- [Task to carry out]: Filter the entries that follow, copying every line in which the word "towards" appears.

- [Extracted entries]:
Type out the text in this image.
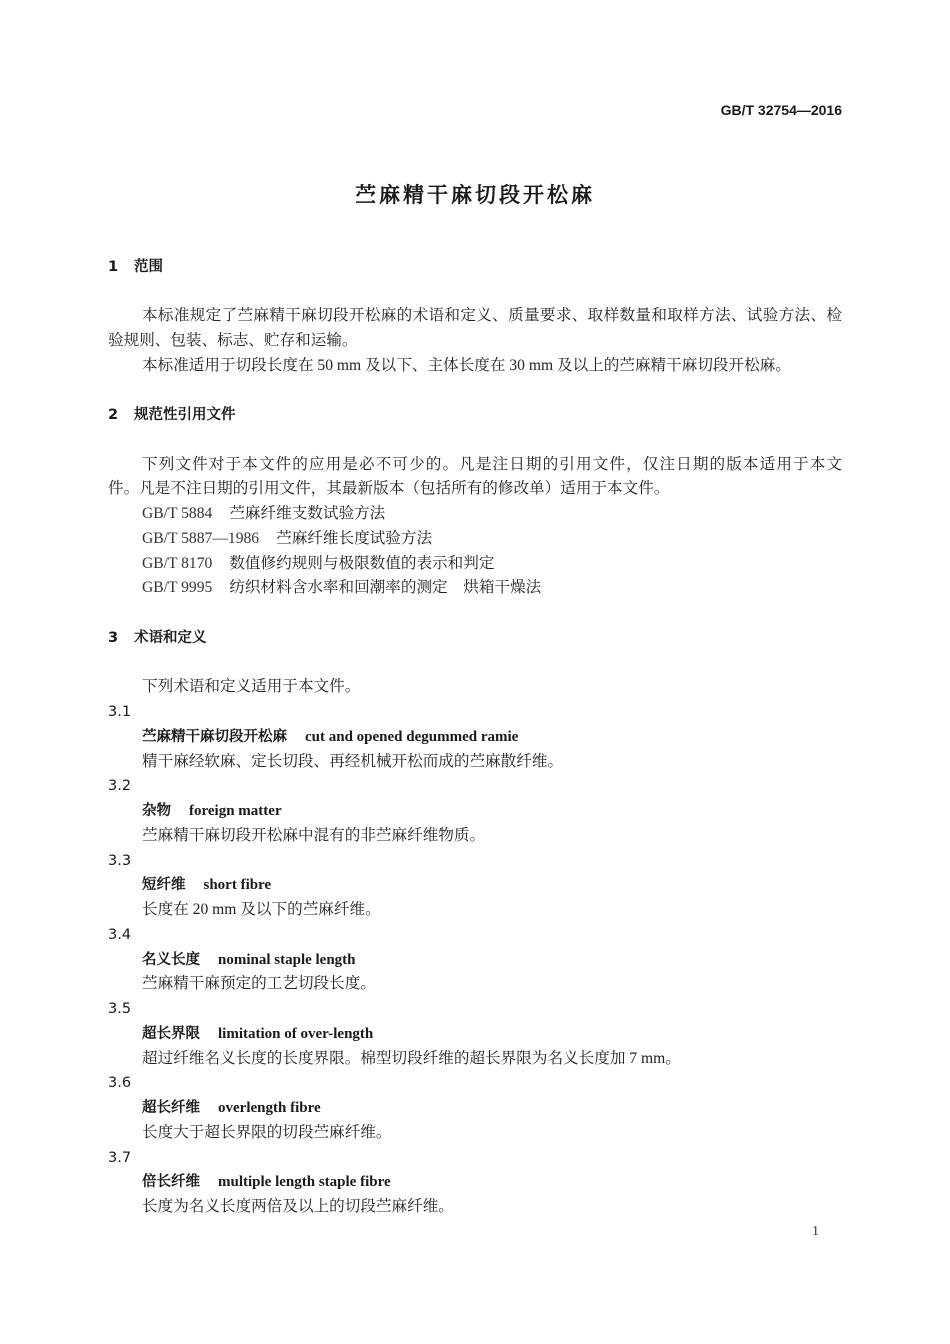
GB/T 32754—2016
苎麻精干麻切段开松麻
1 范围
本标准规定了苎麻精干麻切段开松麻的术语和定义、质量要求、取样数量和取样方法、试验方法、检
验规则、包装、标志、贮存和运输。
本标准适用于切段长度在 50 mm 及以下、主体长度在 30 mm 及以上的苎麻精干麻切段开松麻。
2 规范性引用文件
下列文件对于本文件的应用是必不可少的。凡是注日期的引用文件，仅注日期的版本适用于本文
件。凡是不注日期的引用文件，其最新版本（包括所有的修改单）适用于本文件。
GB/T 5884 苎麻纤维支数试验方法
GB/T 5887—1986 苎麻纤维长度试验方法
GB/T 8170 数值修约规则与极限数值的表示和判定
GB/T 9995 纺织材料含水率和回潮率的测定　烘箱干燥法
3 术语和定义
下列术语和定义适用于本文件。
3.1
苎麻精干麻切段开松麻 cut and opened degummed ramie
精干麻经软麻、定长切段、再经机械开松而成的苎麻散纤维。
3.2
杂物 foreign matter
苎麻精干麻切段开松麻中混有的非苎麻纤维物质。
3.3
短纤维 short fibre
长度在 20 mm 及以下的苎麻纤维。
3.4
名义长度 nominal staple length
苎麻精干麻预定的工艺切段长度。
3.5
超长界限 limitation of over-length
超过纤维名义长度的长度界限。棉型切段纤维的超长界限为名义长度加 7 mm。
3.6
超长纤维 overlength fibre
长度大于超长界限的切段苎麻纤维。
3.7
倍长纤维 multiple length staple fibre
长度为名义长度两倍及以上的切段苎麻纤维。
1
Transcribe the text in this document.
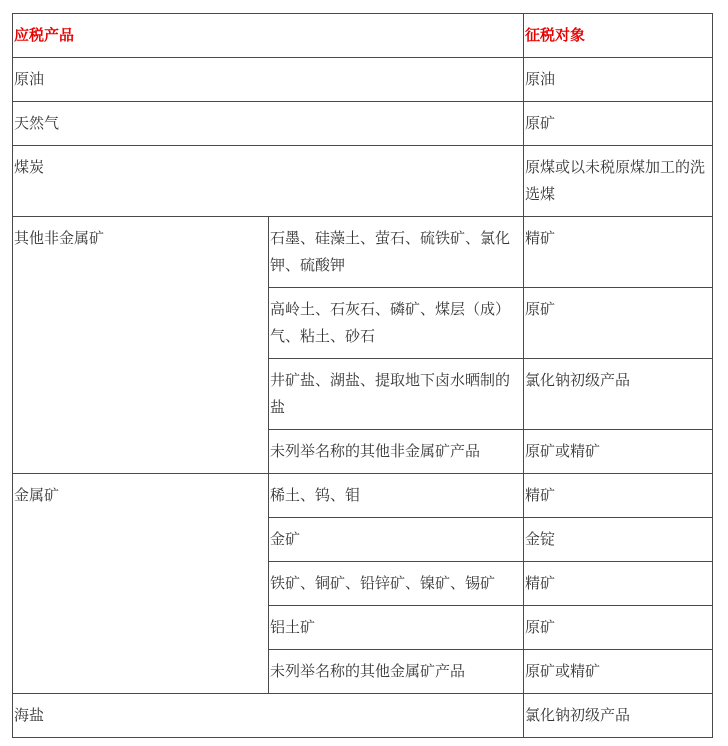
应税产品		征税对象
原油		原油
天然气		原矿
煤炭		原煤或以未税原煤加工的洗选煤
其他非金属矿	石墨、硅藻土、萤石、硫铁矿、氯化钾、硫酸钾	精矿
	高岭土、石灰石、磷矿、煤层（成）气、粘土、砂石	原矿
	井矿盐、湖盐、提取地下卤水晒制的盐	氯化钠初级产品
	未列举名称的其他非金属矿产品	原矿或精矿
金属矿	稀土、钨、钼	精矿
	金矿	金锭
	铁矿、铜矿、铅锌矿、镍矿、锡矿	精矿
	铝土矿	原矿
	未列举名称的其他金属矿产品	原矿或精矿
海盐		氯化钠初级产品
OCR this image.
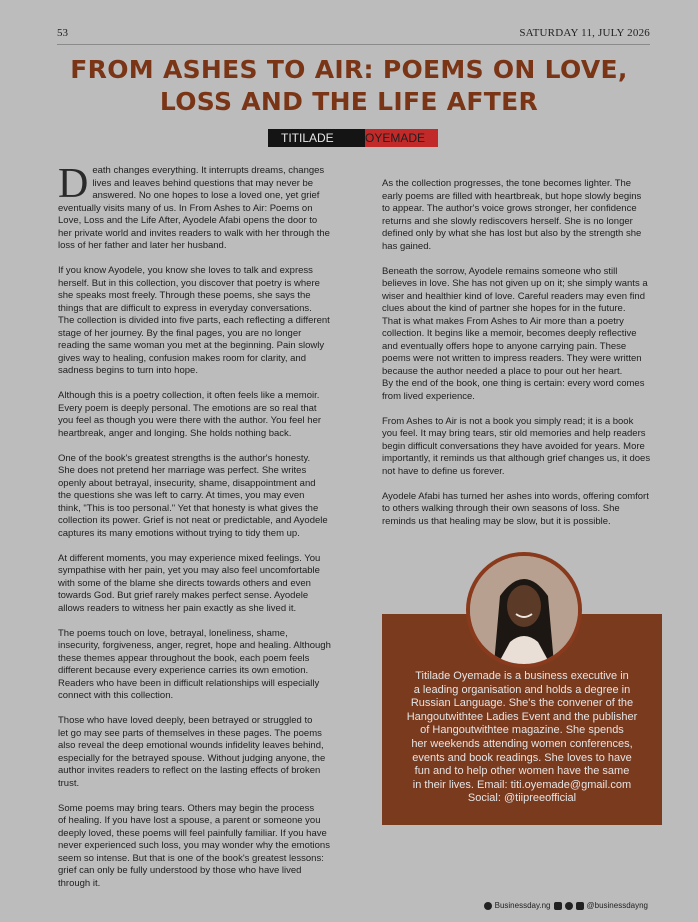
53	SATURDAY 11, JULY 2026
FROM ASHES TO AIR: POEMS ON LOVE,
LOSS AND THE LIFE AFTER
TITILADE	OYEMADE

Death changes everything. It interrupts dreams, changes
lives and leaves behind questions that may never be
answered. No one hopes to lose a loved one, yet grief
eventually visits many of us. In From Ashes to Air: Poems on
Love, Loss and the Life After, Ayodele Afabi opens the door to
her private world and invites readers to walk with her through the
loss of her father and later her husband.

If you know Ayodele, you know she loves to talk and express
herself. But in this collection, you discover that poetry is where
she speaks most freely. Through these poems, she says the
things that are difficult to express in everyday conversations.
The collection is divided into five parts, each reflecting a different
stage of her journey. By the final pages, you are no longer
reading the same woman you met at the beginning. Pain slowly
gives way to healing, confusion makes room for clarity, and
sadness begins to turn into hope.

Although this is a poetry collection, it often feels like a memoir.
Every poem is deeply personal. The emotions are so real that
you feel as though you were there with the author. You feel her
heartbreak, anger and longing. She holds nothing back.

One of the book's greatest strengths is the author's honesty.
She does not pretend her marriage was perfect. She writes
openly about betrayal, insecurity, shame, disappointment and
the questions she was left to carry. At times, you may even
think, "This is too personal." Yet that honesty is what gives the
collection its power. Grief is not neat or predictable, and Ayodele
captures its many emotions without trying to tidy them up.

At different moments, you may experience mixed feelings. You
sympathise with her pain, yet you may also feel uncomfortable
with some of the blame she directs towards others and even
towards God. But grief rarely makes perfect sense. Ayodele
allows readers to witness her pain exactly as she lived it.

The poems touch on love, betrayal, loneliness, shame,
insecurity, forgiveness, anger, regret, hope and healing. Although
these themes appear throughout the book, each poem feels
different because every experience carries its own emotion.
Readers who have been in difficult relationships will especially
connect with this collection.

Those who have loved deeply, been betrayed or struggled to
let go may see parts of themselves in these pages. The poems
also reveal the deep emotional wounds infidelity leaves behind,
especially for the betrayed spouse. Without judging anyone, the
author invites readers to reflect on the lasting effects of broken
trust.

Some poems may bring tears. Others may begin the process
of healing. If you have lost a spouse, a parent or someone you
deeply loved, these poems will feel painfully familiar. If you have
never experienced such loss, you may wonder why the emotions
seem so intense. But that is one of the book's greatest lessons:
grief can only be fully understood by those who have lived
through it.

As the collection progresses, the tone becomes lighter. The
early poems are filled with heartbreak, but hope slowly begins
to appear. The author's voice grows stronger, her confidence
returns and she slowly rediscovers herself. She is no longer
defined only by what she has lost but also by the strength she
has gained.

Beneath the sorrow, Ayodele remains someone who still
believes in love. She has not given up on it; she simply wants a
wiser and healthier kind of love. Careful readers may even find
clues about the kind of partner she hopes for in the future.
That is what makes From Ashes to Air more than a poetry
collection. It begins like a memoir, becomes deeply reflective
and eventually offers hope to anyone carrying pain. These
poems were not written to impress readers. They were written
because the author needed a place to pour out her heart.
By the end of the book, one thing is certain: every word comes
from lived experience.

From Ashes to Air is not a book you simply read; it is a book
you feel. It may bring tears, stir old memories and help readers
begin difficult conversations they have avoided for years. More
importantly, it reminds us that although grief changes us, it does
not have to define us forever.

Ayodele Afabi has turned her ashes into words, offering comfort
to others walking through their own seasons of loss. She
reminds us that healing may be slow, but it is possible.

Titilade Oyemade is a business executive in
a leading organisation and holds a degree in
Russian Language. She's the convener of the
Hangoutwithtee Ladies Event and the publisher
of Hangoutwithtee magazine. She spends
her weekends attending women conferences,
events and book readings. She loves to have
fun and to help other women have the same
in their lives. Email: titi.oyemade@gmail.com
Social: @tiipreeofficial
Businessday.ng	@businessdayng
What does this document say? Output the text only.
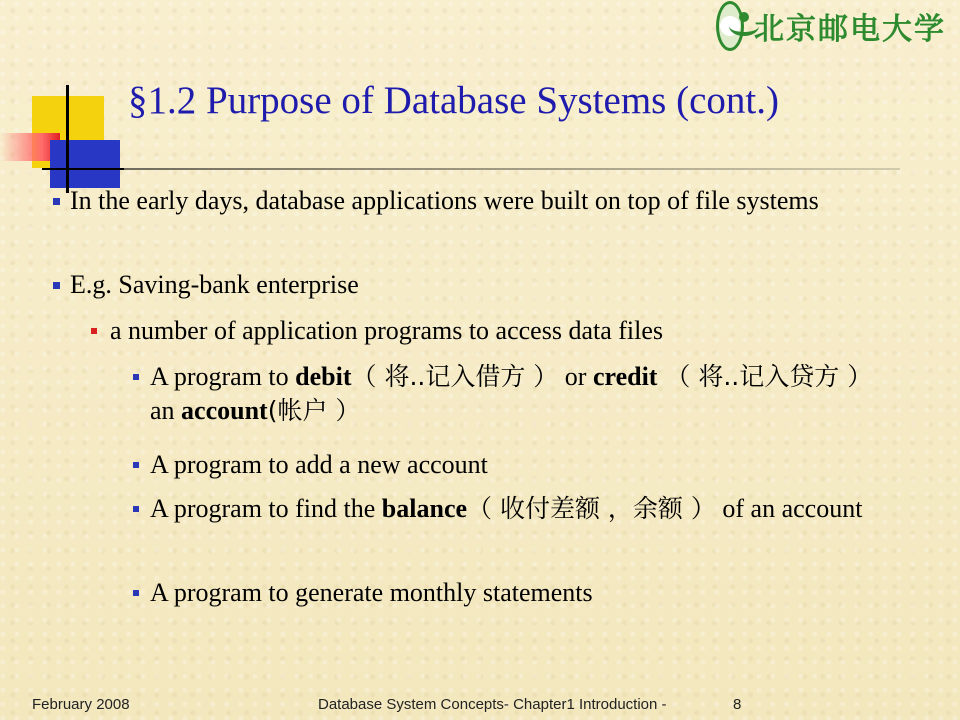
北京邮电大学
§1.2 Purpose of Database Systems (cont.)
In the early days, database applications were built on top of file systems
E.g. Saving-bank enterprise
a number of application programs to access data files
A program to debit（ 将..记入借方 ） or credit （ 将..记入贷方 ） an account(帐户 ）
A program to add a new account
A program to find the balance（ 收付差额 ，余额 ） of an account
A program to generate monthly statements
February 2008	Database System Concepts- Chapter1 Introduction -	8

- [Exercise result]:
with some of the blame she directs towards others and even
towards God. But grief rarely makes perfect sense. Ayodele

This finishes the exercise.